## start GIVEN INFORMATION
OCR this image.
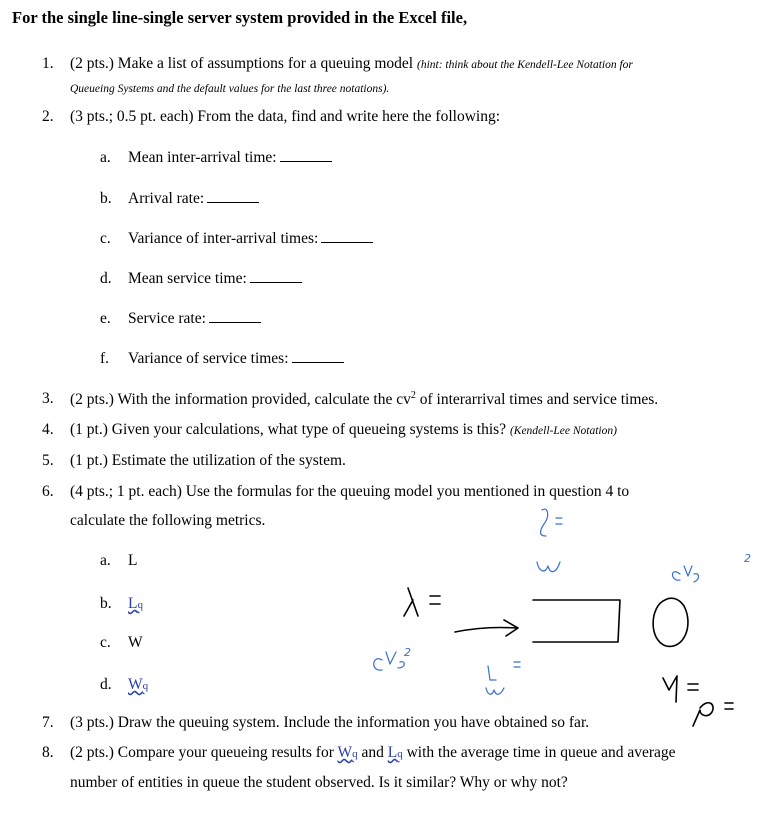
For the single line-single server system provided in the Excel file,
1. (2 pts.) Make a list of assumptions for a queuing model (hint: think about the Kendell-Lee Notation for
Queueing Systems and the default values for the last three notations).
2. (3 pts.; 0.5 pt. each) From the data, find and write here the following:
a. Mean inter-arrival time:
b. Arrival rate:
c. Variance of inter-arrival times:
d. Mean service time:
e. Service rate:
f. Variance of service times:
3. (2 pts.) With the information provided, calculate the $cv^2$ of interarrival times and service times.
4. (1 pt.) Given your calculations, what type of queueing systems is this? (Kendell-Lee Notation)
5. (1 pt.) Estimate the utilization of the system.
6. (4 pts.; 1 pt. each) Use the formulas for the queuing model you mentioned in question 4 to
calculate the following metrics.
a. L
b. Lq
c. W
d. Wq
7. (3 pts.) Draw the queuing system. Include the information you have obtained so far.
8. (2 pts.) Compare your queueing results for Wq and Lq with the average time in queue and average
number of entities in queue the student observed. Is it similar? Why or why not?
2
2
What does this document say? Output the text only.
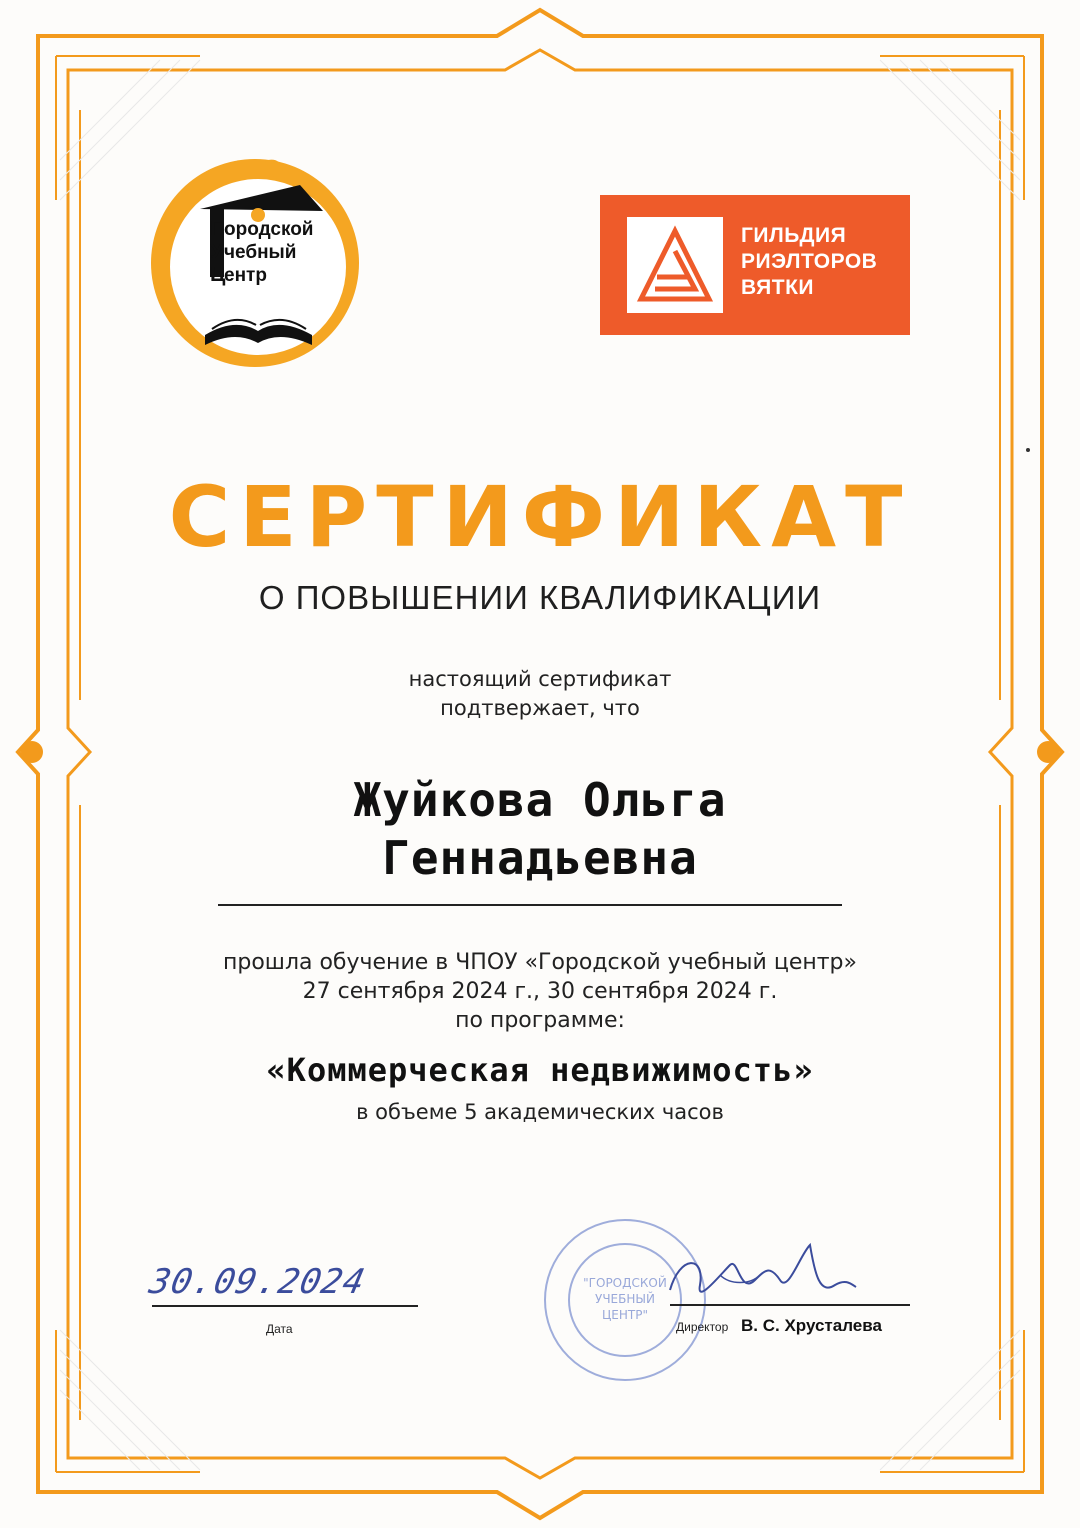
Г ородской
Учебный
Центр
ГИЛЬДИЯ
РИЭЛТОРОВ
ВЯТКИ
СЕРТИФИКАТ
О ПОВЫШЕНИИ КВАЛИФИКАЦИИ
настоящий сертификат
подтвержает, что
Жуйкова Ольга
Геннадьевна
прошла обучение в ЧПОУ «Городской учебный центр»
27 сентября 2024 г., 30 сентября 2024 г.
по программе:
«Коммерческая недвижимость»
в объеме 5 академических часов
30.09.2024
Дата
"ГОРОДСКОЙ
УЧЕБНЫЙ
ЦЕНТР"
Директор В. С. Хрусталева
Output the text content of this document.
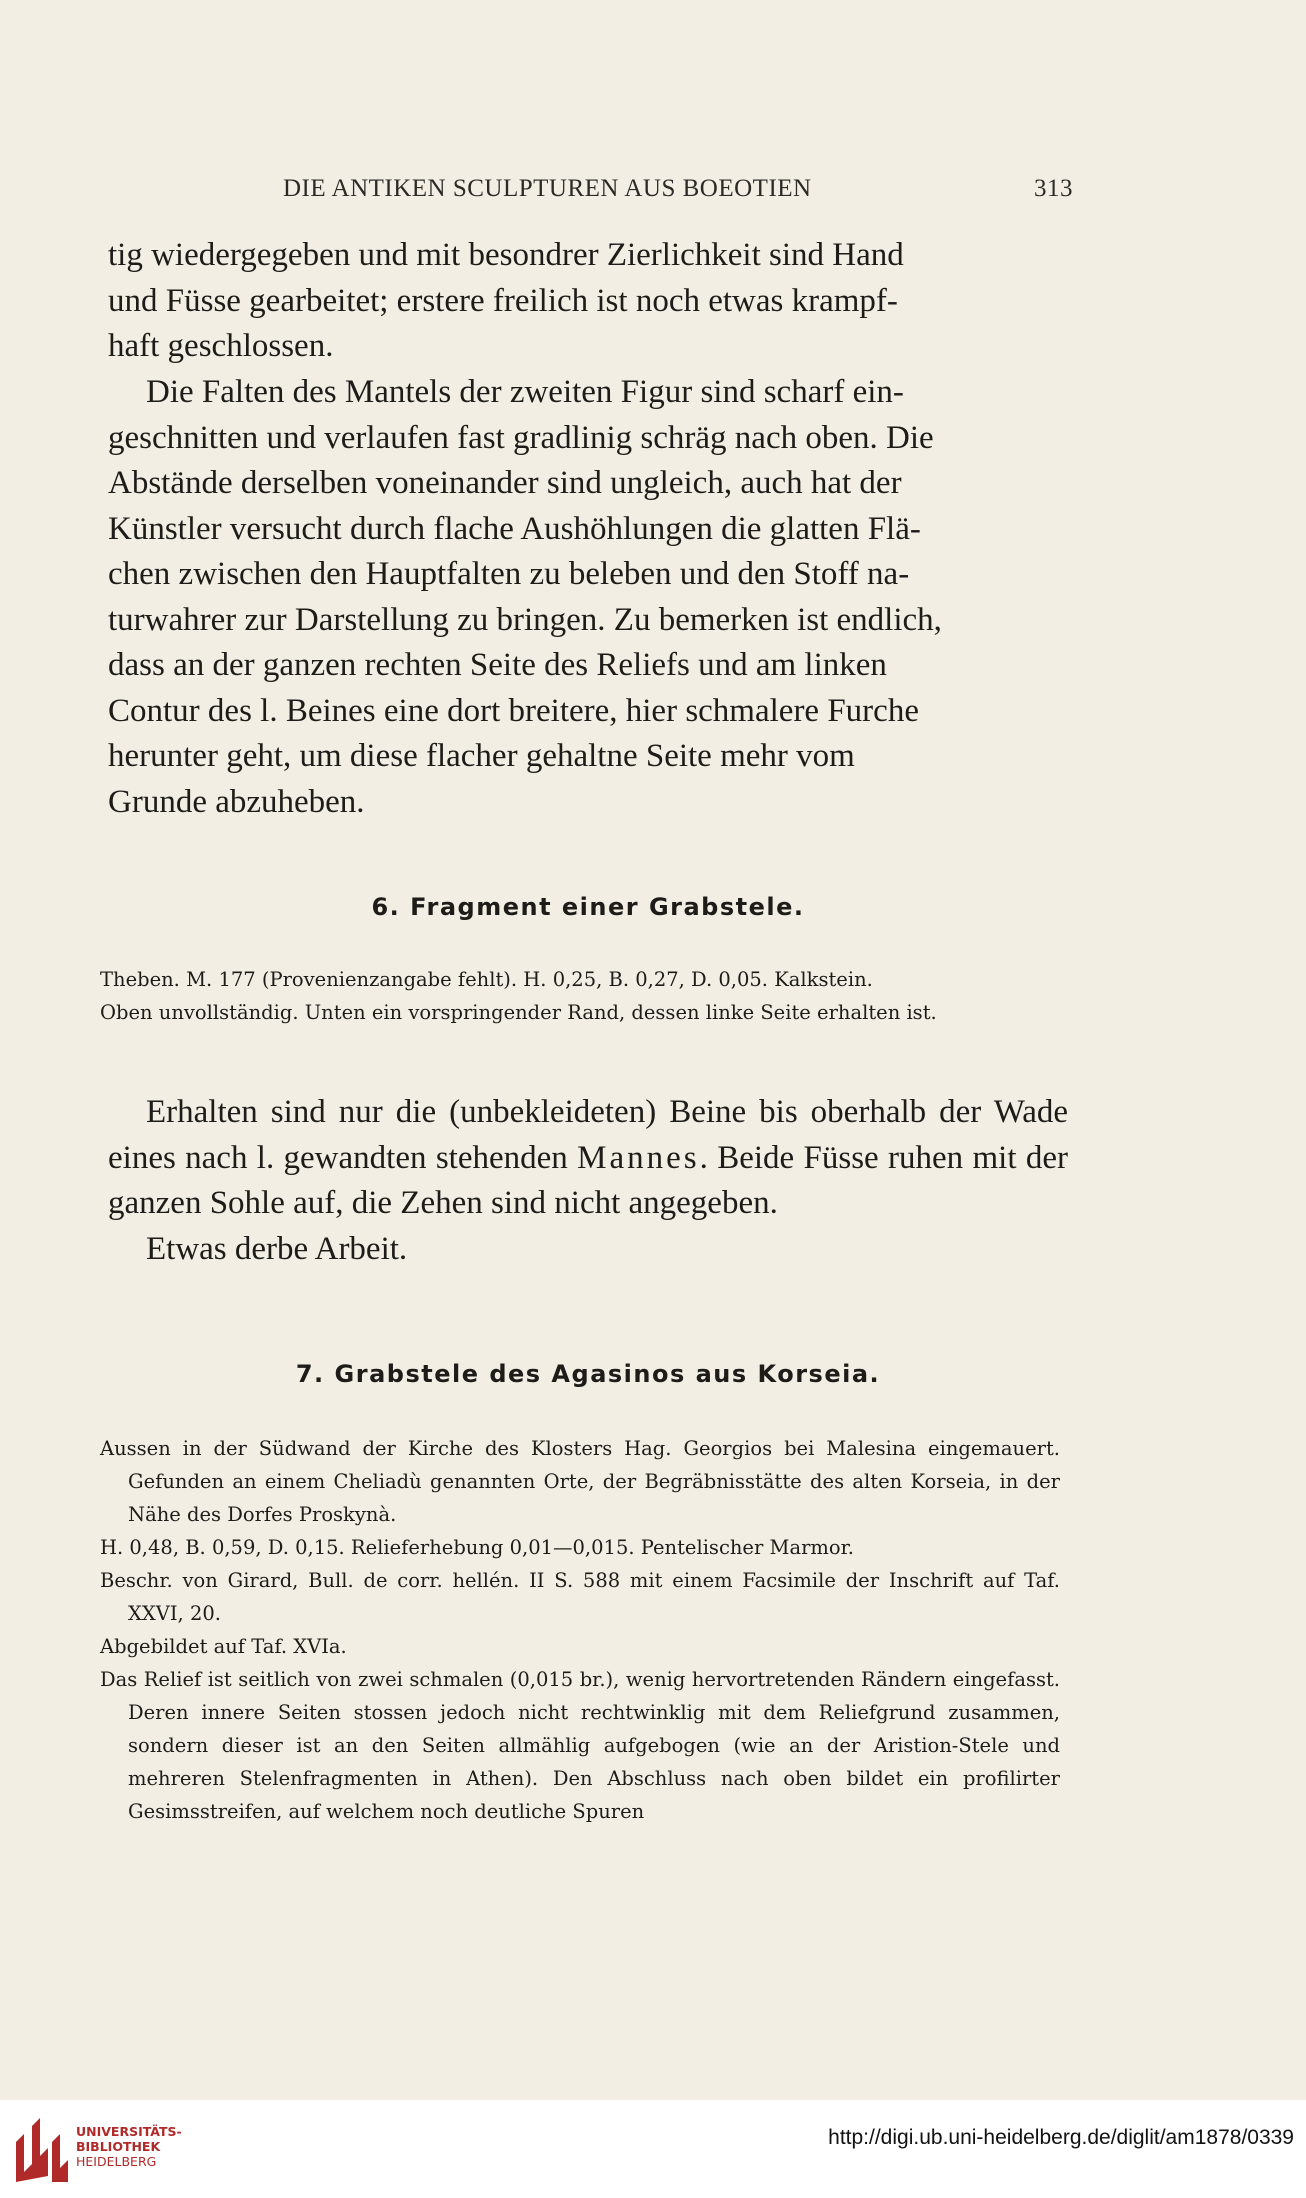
DIE ANTIKEN SCULPTUREN AUS BOEOTIEN	313
tig wiedergegeben und mit besondrer Zierlichkeit sind Hand
und Füsse gearbeitet; erstere freilich ist noch etwas krampf-
haft geschlossen.
Die Falten des Mantels der zweiten Figur sind scharf ein-
geschnitten und verlaufen fast gradlinig schräg nach oben. Die
Abstände derselben voneinander sind ungleich, auch hat der
Künstler versucht durch flache Aushöhlungen die glatten Flä-
chen zwischen den Hauptfalten zu beleben und den Stoff na-
turwahrer zur Darstellung zu bringen. Zu bemerken ist endlich,
dass an der ganzen rechten Seite des Reliefs und am linken
Contur des l. Beines eine dort breitere, hier schmalere Furche
herunter geht, um diese flacher gehaltne Seite mehr vom
Grunde abzuheben.
6. Fragment einer Grabstele.
Theben. M. 177 (Provenienzangabe fehlt). H. 0,25, B. 0,27, D. 0,05. Kalkstein.
Oben unvollständig. Unten ein vorspringender Rand, dessen linke Seite erhalten ist.

Erhalten sind nur die (unbekleideten) Beine bis oberhalb der Wade eines nach l. gewandten stehenden Mannes. Beide Füsse ruhen mit der ganzen Sohle auf, die Zehen sind nicht angegeben.

Etwas derbe Arbeit.

7. Grabstele des Agasinos aus Korseia.

Aussen in der Südwand der Kirche des Klosters Hag. Georgios bei Malesina eingemauert. Gefunden an einem Cheliadù genannten Orte, der Begräbnisstätte des alten Korseia, in der Nähe des Dorfes Proskynà.

H. 0,48, B. 0,59, D. 0,15. Relieferhebung 0,01—0,015. Pentelischer Marmor.

Beschr. von Girard, Bull. de corr. hellén. II S. 588 mit einem Facsimile der Inschrift auf Taf. XXVI, 20.

Abgebildet auf Taf. XVIa.

Das Relief ist seitlich von zwei schmalen (0,015 br.), wenig hervortretenden Rändern eingefasst. Deren innere Seiten stossen jedoch nicht rechtwinklig mit dem Reliefgrund zusammen, sondern dieser ist an den Seiten allmählig aufgebogen (wie an der Aristion-Stele und mehreren Stelenfragmenten in Athen). Den Abschluss nach oben bildet ein profilirter Gesimsstreifen, auf welchem noch deutliche Spuren

UNIVERSITÄTS-
BIBLIOTHEK
HEIDELBERG
http://digi.ub.uni-heidelberg.de/diglit/am1878/0339
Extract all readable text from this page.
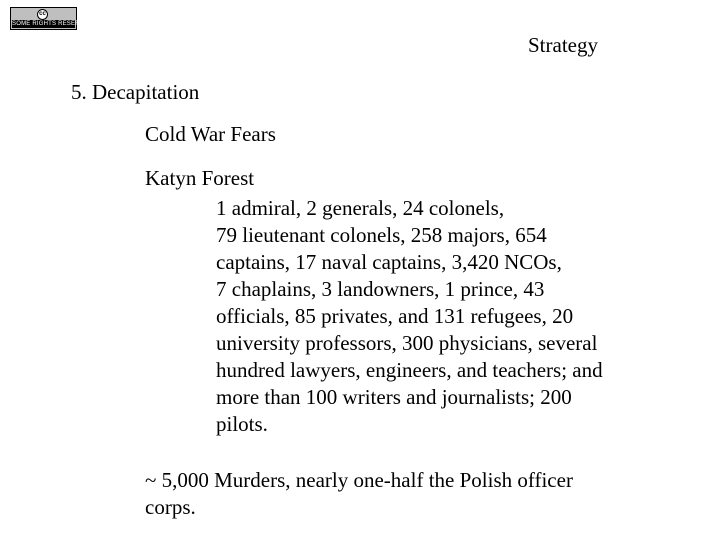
cc
SOME RIGHTS RESERVED
Strategy
5. Decapitation
Cold War Fears
Katyn Forest
1 admiral, 2 generals, 24 colonels,
79 lieutenant colonels, 258 majors, 654
captains, 17 naval captains, 3,420 NCOs,
7 chaplains, 3 landowners, 1 prince, 43
officials, 85 privates, and 131 refugees, 20
university professors, 300 physicians, several
hundred lawyers, engineers, and teachers; and
more than 100 writers and journalists; 200
pilots.
~ 5,000 Murders, nearly one-half the Polish officer
corps.
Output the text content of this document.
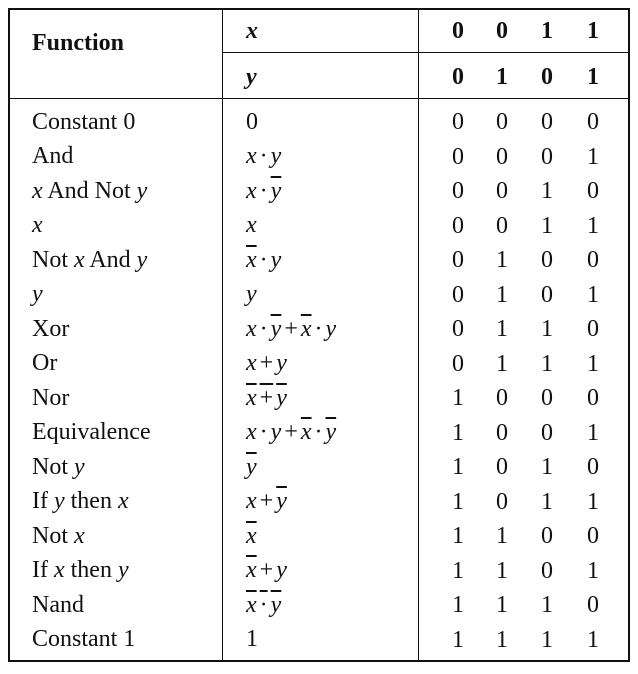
Function	x
y
0 0 1 1
0 1 0 1
Constant 0
And
x And Not y
x
Not x And y
y
Xor
Or
Nor
Equivalence
Not y
If y then x
Not x
If x then y
Nand
Constant 1
0
x · y
$x \cdot \overline{y}$
x
$\overline{x} \cdot y$
y
$x \cdot \overline{y} + \overline{x} \cdot y$
x + y
x + y
$x \cdot y + \overline{x} \cdot \overline{y}$
$\overline{y}$
$x + \overline{y}$
$\overline{x}$
$\overline{x} + y$
x · y
1
0 0 0 0
0 0 0 1
0 0 1 0
0 0 1 1
0 1 0 0
0 1 0 1
0 1 1 0
0 1 1 1
1 0 0 0
1 0 0 1
1 0 1 0
1 0 1 1
1 1 0 0
1 1 0 1
1 1 1 0
1 1 1 1
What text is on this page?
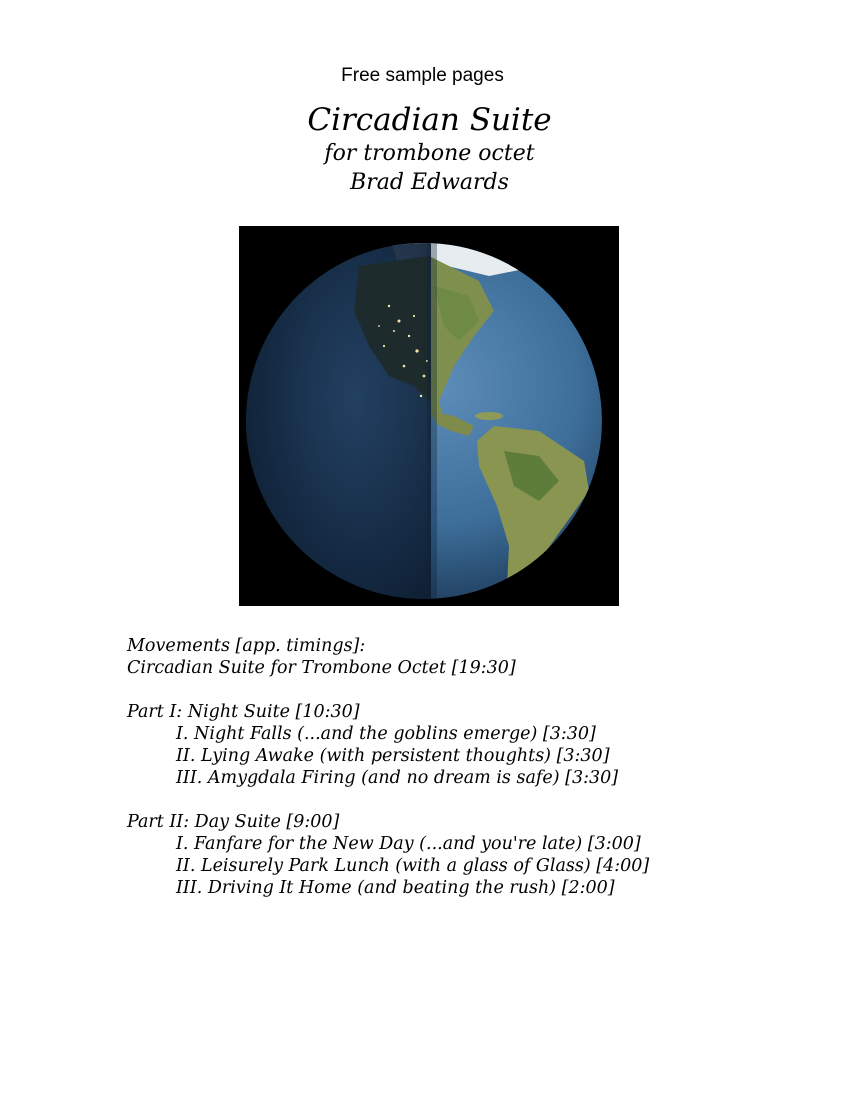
Free sample pages
Circadian Suite
for trombone octet
Brad Edwards
Movements [app. timings]:
Circadian Suite for Trombone Octet [19:30]
Part I: Night Suite [10:30]
I. Night Falls (...and the goblins emerge) [3:30]
II. Lying Awake (with persistent thoughts) [3:30]
III. Amygdala Firing (and no dream is safe) [3:30]
Part II: Day Suite [9:00]
I. Fanfare for the New Day (...and you're late) [3:00]
II. Leisurely Park Lunch (with a glass of Glass) [4:00]
III. Driving It Home (and beating the rush) [2:00]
## end GIVEN INFORMATION
TASK GOAL: Starting at the line with "Extract all readable text from this page.", output each line through the final one of the listing above, and nothing else. Pictures are to be left out.

SOLVED EXERCISE:
Extract all readable text from this page.
cc
SOME RIGHTS RESERVED
Strategy
5. Decapitation
Cold War Fears
Katyn Forest
1 admiral, 2 generals, 24 colonels,
79 lieutenant colonels, 258 majors, 654
captains, 17 naval captains, 3,420 NCOs,
7 chaplains, 3 landowners, 1 prince, 43
officials, 85 privates, and 131 refugees, 20
university professors, 300 physicians, several
hundred lawyers, engineers, and teachers; and
more than 100 writers and journalists; 200
pilots.
~ 5,000 Murders, nearly one-half the Polish officer
corps.
Output the text content of this document.
Function	x
y
0 0 1 1
0 1 0 1
Constant 0
And
x And Not y
x
Not x And y
y
Xor
Or
Nor
Equivalence
Not y
If y then x
Not x
If x then y
Nand
Constant 1
0
x · y
$x \cdot \overline{y}$
x
$\overline{x} \cdot y$
y
$x \cdot \overline{y} + \overline{x} \cdot y$
x + y
x + y
$x \cdot y + \overline{x} \cdot \overline{y}$
$\overline{y}$
$x + \overline{y}$
$\overline{x}$
$\overline{x} + y$
x · y
1
0 0 0 0
0 0 0 1
0 0 1 0
0 0 1 1
0 1 0 0
0 1 0 1
0 1 1 0
0 1 1 1
1 0 0 0
1 0 0 1
1 0 1 0
1 0 1 1
1 1 0 0
1 1 0 1
1 1 1 0
1 1 1 1
What text is on this page?
Free sample pages
Circadian Suite
for trombone octet
Brad Edwards
Movements [app. timings]:
Circadian Suite for Trombone Octet [19:30]
Part I: Night Suite [10:30]
I. Night Falls (...and the goblins emerge) [3:30]
II. Lying Awake (with persistent thoughts) [3:30]
III. Amygdala Firing (and no dream is safe) [3:30]
Part II: Day Suite [9:00]
I. Fanfare for the New Day (...and you're late) [3:00]
II. Leisurely Park Lunch (with a glass of Glass) [4:00]
III. Driving It Home (and beating the rush) [2:00]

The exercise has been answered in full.